Task statement:
In the listing below, pick out lines with "possible".

Saved entries:
+ + +

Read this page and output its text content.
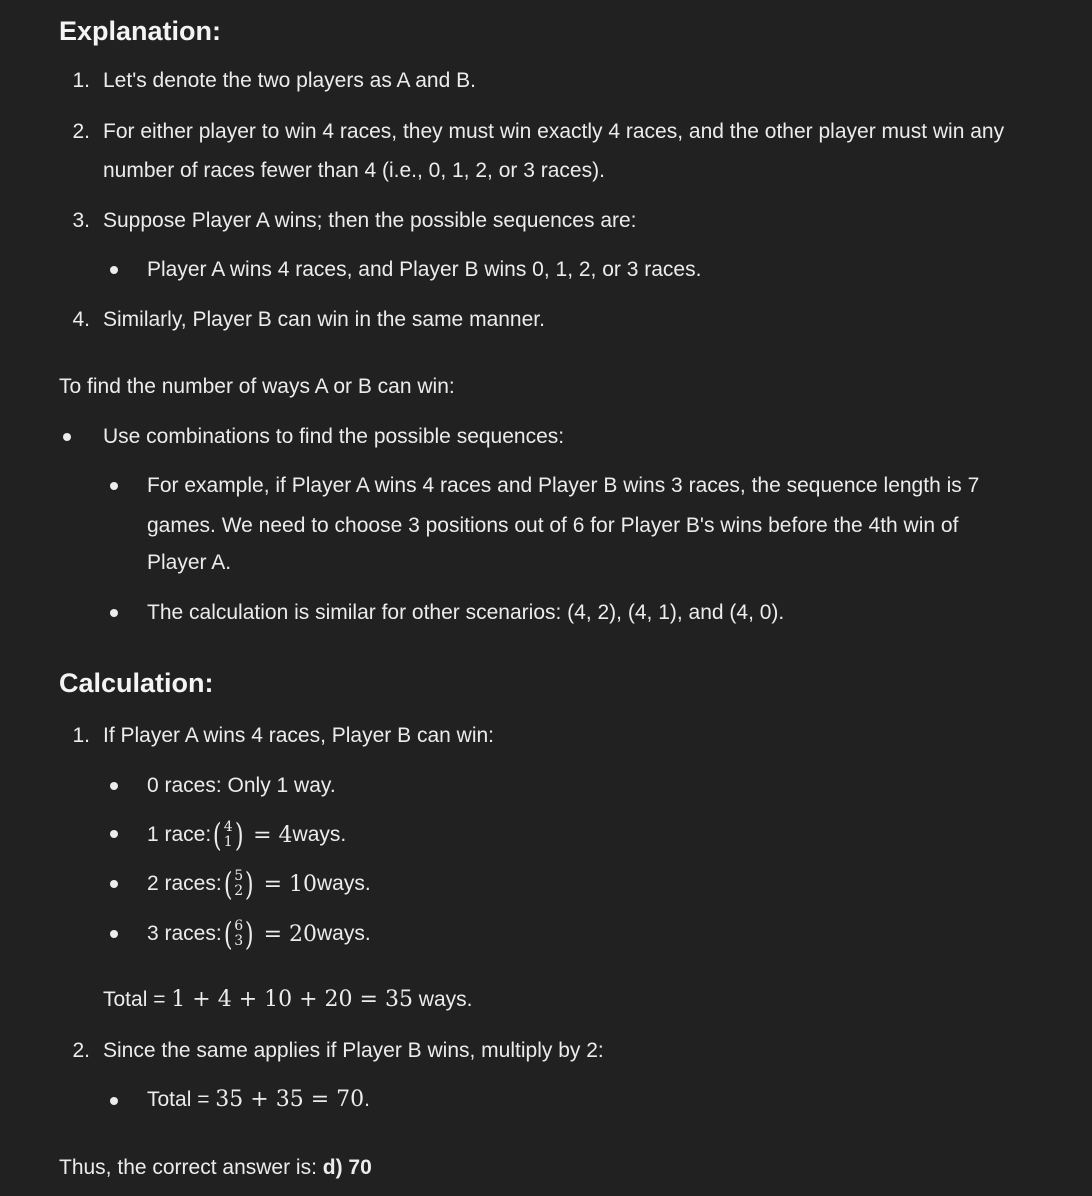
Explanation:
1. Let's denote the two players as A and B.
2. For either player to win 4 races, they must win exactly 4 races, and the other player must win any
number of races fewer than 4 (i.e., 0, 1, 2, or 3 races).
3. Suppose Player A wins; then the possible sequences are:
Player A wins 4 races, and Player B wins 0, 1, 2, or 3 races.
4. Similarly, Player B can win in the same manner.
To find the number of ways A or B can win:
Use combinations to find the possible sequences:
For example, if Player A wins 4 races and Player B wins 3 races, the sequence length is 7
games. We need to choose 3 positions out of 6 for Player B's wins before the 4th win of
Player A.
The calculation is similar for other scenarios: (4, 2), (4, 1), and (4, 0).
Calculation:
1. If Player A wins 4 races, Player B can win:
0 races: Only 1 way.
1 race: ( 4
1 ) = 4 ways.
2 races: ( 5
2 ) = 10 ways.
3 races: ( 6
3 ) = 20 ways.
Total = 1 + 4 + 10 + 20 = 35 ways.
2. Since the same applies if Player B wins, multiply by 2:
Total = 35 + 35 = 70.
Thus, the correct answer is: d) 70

+ + +

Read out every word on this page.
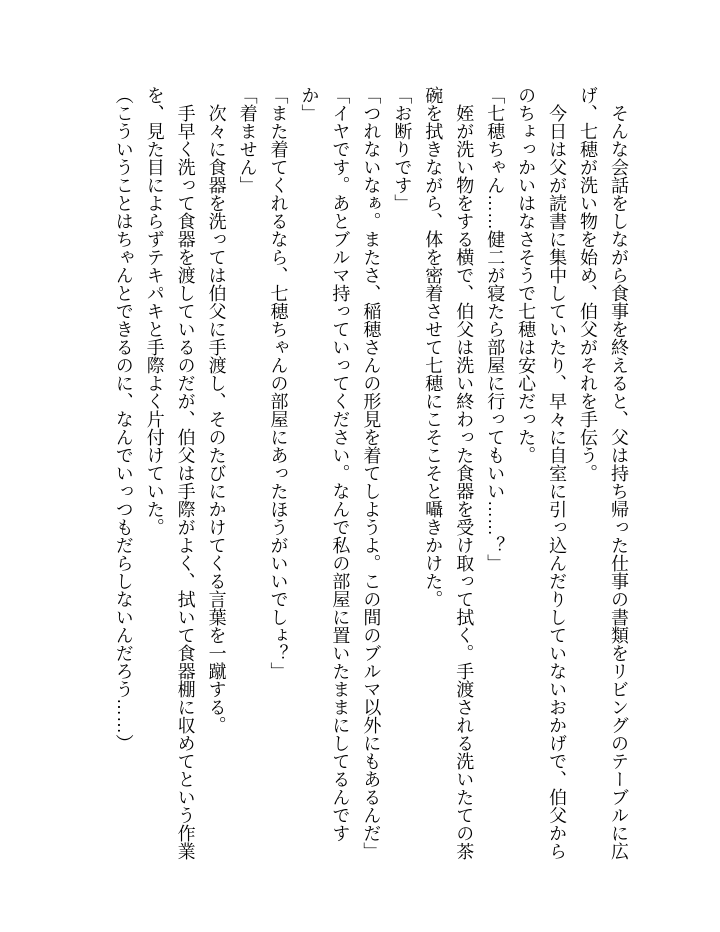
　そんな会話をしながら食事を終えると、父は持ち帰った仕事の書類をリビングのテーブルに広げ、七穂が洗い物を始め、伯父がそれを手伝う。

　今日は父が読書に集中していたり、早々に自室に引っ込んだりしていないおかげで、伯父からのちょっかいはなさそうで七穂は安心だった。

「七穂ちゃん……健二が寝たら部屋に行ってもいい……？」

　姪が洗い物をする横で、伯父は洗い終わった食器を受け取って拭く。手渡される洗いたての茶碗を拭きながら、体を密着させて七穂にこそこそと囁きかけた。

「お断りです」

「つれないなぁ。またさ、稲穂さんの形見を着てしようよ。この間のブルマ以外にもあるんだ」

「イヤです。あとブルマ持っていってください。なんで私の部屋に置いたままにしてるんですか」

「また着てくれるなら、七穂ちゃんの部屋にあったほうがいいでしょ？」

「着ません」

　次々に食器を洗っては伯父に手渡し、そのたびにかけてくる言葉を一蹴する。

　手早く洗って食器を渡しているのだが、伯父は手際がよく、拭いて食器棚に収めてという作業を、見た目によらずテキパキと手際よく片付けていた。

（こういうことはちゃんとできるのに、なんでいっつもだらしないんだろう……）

+ + +

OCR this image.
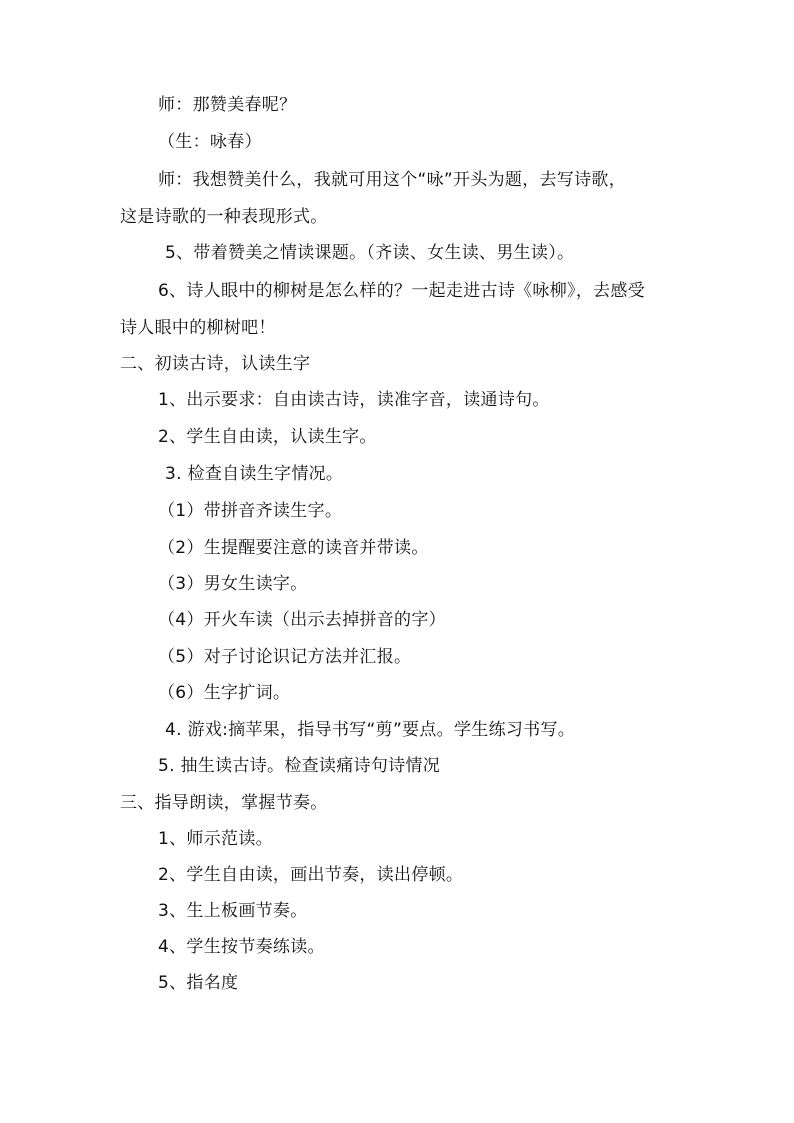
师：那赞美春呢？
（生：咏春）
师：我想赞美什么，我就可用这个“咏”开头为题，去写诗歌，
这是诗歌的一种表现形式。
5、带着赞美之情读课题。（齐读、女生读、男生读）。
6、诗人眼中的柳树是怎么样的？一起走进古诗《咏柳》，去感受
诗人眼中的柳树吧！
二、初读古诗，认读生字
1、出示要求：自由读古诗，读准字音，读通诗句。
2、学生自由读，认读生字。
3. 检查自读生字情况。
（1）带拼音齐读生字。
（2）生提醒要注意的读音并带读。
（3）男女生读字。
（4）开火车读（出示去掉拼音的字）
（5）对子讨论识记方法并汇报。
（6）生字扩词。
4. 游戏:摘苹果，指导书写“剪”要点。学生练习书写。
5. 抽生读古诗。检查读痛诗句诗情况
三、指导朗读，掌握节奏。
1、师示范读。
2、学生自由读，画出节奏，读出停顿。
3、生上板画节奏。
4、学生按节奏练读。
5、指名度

+ + +

Final result:
3. Suppose Player A wins; then the possible sequences are:
Use combinations to find the possible sequences:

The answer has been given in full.